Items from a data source
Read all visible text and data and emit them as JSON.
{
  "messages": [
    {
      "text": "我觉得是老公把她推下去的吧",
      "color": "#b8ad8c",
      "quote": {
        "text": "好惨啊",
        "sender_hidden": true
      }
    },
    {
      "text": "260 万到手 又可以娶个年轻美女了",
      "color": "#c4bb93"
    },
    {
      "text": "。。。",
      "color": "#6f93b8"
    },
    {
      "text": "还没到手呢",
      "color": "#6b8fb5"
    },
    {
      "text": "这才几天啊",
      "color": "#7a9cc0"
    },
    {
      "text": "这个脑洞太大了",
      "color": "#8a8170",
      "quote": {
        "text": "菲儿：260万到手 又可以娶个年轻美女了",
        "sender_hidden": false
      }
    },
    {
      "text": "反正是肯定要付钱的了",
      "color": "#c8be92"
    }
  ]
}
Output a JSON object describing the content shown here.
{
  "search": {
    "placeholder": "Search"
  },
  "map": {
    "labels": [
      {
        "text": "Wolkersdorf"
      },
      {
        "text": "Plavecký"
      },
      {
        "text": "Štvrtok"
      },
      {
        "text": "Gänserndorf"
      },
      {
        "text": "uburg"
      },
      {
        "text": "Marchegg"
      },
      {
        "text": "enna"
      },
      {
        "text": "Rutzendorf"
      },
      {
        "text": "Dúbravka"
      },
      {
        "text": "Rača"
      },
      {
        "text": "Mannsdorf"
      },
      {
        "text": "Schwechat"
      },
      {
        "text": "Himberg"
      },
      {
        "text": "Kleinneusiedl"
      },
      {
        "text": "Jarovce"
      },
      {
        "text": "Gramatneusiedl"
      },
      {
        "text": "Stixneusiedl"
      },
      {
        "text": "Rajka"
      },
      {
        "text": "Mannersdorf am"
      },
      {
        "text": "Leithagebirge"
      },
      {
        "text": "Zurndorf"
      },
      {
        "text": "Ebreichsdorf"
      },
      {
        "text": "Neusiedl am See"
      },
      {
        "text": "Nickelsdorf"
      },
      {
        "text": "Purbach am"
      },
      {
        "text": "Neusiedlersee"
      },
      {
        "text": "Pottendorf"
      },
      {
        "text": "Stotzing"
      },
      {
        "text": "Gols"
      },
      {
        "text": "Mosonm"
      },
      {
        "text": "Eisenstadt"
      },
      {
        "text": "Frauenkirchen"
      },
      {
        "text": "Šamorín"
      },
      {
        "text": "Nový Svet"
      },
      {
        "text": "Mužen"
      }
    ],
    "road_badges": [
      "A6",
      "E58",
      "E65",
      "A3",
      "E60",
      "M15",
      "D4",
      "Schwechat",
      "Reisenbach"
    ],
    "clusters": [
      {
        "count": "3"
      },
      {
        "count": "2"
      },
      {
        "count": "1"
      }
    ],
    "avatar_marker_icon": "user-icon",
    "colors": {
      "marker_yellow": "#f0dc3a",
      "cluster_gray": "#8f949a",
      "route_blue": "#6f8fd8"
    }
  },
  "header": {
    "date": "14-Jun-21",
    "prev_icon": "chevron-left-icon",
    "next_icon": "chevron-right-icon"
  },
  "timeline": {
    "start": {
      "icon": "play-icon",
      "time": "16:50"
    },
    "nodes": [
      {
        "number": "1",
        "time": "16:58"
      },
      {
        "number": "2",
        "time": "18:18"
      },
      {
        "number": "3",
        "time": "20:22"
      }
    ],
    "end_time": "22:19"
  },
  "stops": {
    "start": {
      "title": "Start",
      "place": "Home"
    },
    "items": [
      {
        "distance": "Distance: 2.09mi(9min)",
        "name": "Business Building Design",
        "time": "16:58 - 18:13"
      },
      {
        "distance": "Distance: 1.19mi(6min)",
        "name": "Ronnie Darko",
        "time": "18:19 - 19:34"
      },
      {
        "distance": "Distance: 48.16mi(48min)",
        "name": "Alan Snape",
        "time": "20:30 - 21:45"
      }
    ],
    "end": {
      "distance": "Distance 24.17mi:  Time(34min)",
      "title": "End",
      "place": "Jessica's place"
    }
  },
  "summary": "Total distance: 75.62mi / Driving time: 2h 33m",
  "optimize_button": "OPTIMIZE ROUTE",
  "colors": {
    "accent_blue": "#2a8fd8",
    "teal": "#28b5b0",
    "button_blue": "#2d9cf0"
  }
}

:: Your goal ::
Display every line of the listing that contains the string "icon".

:: Exercise response ::
    "avatar_marker_icon": "user-icon",
    "prev_icon": "chevron-left-icon",
    "next_icon": "chevron-right-icon"
      "icon": "play-icon",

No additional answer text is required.